Data for this exercise =>

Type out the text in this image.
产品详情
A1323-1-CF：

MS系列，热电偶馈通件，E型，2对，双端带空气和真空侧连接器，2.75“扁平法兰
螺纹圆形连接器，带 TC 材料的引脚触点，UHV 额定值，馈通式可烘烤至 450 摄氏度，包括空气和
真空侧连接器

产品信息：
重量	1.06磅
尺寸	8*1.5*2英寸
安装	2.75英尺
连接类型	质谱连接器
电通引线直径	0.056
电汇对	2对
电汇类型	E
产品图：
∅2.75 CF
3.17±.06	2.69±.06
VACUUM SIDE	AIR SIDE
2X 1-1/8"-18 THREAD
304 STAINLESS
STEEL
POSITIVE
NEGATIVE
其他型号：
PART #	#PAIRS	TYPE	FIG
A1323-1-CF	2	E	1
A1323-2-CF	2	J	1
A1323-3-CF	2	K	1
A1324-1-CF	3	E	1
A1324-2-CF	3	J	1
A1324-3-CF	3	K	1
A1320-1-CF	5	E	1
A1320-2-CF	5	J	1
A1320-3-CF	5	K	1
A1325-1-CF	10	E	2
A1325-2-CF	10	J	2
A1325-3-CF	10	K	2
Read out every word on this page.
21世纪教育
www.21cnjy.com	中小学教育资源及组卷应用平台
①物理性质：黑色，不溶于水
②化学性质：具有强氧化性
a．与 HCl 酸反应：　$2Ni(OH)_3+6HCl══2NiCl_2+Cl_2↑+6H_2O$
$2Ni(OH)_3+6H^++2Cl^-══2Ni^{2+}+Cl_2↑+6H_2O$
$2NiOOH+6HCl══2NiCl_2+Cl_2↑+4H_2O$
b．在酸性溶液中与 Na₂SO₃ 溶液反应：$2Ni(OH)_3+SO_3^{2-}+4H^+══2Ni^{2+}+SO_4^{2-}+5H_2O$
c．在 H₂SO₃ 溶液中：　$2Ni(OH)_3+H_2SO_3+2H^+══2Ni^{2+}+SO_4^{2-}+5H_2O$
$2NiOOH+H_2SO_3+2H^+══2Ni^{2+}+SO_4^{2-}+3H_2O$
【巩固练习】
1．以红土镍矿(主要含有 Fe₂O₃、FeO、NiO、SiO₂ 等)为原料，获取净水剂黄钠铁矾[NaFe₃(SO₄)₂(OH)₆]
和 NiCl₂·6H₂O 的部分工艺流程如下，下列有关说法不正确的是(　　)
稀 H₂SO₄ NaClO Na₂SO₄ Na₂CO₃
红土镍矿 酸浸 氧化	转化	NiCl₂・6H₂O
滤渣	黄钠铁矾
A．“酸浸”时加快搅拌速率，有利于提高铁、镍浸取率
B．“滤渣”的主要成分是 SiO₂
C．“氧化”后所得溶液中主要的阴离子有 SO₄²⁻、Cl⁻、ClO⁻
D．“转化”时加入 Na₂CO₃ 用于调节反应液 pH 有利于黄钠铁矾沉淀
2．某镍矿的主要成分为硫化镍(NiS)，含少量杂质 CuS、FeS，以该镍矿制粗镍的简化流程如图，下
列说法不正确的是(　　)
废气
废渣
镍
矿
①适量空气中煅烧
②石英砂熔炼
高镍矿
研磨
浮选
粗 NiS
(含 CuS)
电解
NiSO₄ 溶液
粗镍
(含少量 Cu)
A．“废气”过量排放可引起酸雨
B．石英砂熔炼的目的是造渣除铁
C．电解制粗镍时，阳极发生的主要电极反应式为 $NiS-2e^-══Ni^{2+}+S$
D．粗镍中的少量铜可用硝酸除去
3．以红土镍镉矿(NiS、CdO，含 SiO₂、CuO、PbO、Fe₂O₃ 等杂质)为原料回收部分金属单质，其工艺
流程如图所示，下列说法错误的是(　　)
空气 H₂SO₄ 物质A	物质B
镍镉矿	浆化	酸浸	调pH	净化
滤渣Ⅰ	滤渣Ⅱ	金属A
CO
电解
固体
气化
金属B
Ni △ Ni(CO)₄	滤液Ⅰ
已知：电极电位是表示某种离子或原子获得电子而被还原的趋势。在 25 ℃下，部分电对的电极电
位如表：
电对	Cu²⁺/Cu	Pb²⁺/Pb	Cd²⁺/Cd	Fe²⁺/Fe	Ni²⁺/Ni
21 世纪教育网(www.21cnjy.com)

Task => Work through the records above line by line and count those that hold the string "Fe₂O₃". Give only the result.

The solution => 2